Exercise task: Every line below that contains "content" is to be copied.
»»
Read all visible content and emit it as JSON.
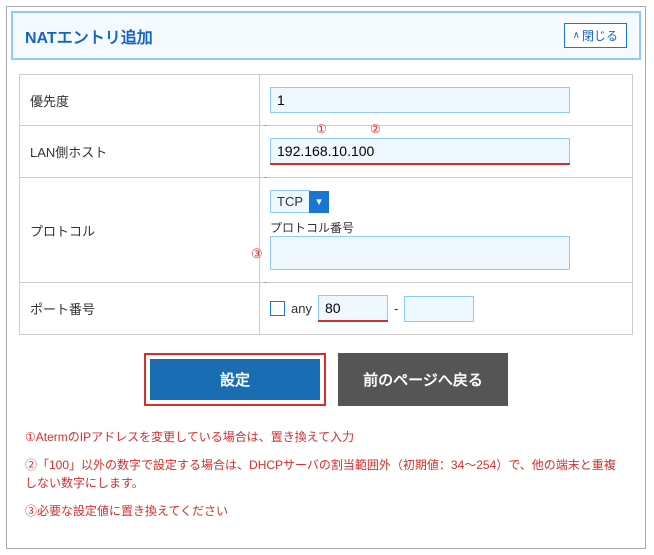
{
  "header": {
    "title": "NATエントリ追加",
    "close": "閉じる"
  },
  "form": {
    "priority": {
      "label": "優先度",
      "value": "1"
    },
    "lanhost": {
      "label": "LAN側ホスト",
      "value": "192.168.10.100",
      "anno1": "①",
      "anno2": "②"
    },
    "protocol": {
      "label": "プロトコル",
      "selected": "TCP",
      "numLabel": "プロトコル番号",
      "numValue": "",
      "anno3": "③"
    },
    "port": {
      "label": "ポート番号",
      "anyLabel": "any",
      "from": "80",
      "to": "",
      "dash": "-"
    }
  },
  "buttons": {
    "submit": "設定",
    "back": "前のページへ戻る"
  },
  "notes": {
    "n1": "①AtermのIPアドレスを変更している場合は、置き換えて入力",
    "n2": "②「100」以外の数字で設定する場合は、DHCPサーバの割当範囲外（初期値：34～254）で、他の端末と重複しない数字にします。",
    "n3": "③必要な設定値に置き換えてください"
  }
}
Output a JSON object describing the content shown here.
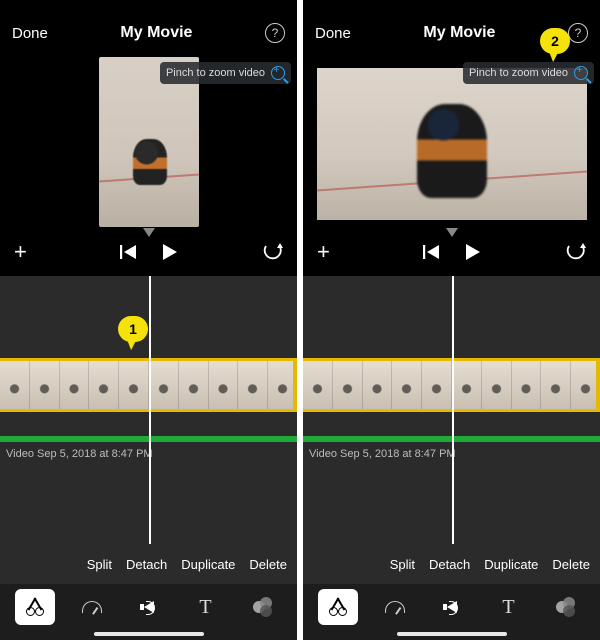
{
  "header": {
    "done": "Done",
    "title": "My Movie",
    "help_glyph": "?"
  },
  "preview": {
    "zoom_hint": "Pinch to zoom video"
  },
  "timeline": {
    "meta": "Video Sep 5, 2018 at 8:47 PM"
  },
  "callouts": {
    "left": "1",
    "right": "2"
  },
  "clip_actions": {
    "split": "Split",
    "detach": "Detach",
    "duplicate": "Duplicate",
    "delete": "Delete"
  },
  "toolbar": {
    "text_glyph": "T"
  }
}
««
Right answer:
Read all visible content and emit it as JSON.
Output a JSON object describing the content shown here.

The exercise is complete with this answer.